• _Prompt_
In the entries below, how many lines hold the string "text"? Give only the number.

• _Data excerpts_
— BEGIN —
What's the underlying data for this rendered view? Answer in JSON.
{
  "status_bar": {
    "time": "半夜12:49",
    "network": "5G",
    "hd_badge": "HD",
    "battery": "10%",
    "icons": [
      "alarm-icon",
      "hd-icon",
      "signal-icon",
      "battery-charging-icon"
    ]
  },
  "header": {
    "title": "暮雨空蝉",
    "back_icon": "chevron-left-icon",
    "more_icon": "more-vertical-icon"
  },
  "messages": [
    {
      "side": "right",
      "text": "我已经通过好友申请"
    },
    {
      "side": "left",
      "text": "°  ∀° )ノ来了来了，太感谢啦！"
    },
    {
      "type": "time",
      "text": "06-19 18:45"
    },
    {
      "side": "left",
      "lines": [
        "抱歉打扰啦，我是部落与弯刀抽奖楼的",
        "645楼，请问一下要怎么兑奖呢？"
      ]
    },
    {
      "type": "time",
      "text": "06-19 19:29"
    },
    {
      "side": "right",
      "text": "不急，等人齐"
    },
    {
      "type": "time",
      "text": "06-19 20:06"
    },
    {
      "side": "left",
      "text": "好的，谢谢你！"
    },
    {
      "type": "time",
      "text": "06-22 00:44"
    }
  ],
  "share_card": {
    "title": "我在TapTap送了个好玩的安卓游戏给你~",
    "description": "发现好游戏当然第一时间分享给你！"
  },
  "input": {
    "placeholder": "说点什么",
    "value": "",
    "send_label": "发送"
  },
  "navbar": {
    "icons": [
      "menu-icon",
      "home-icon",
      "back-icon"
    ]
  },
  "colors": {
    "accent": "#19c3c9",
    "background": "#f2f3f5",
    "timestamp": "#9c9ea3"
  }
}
— END —
• _Correct answer_
8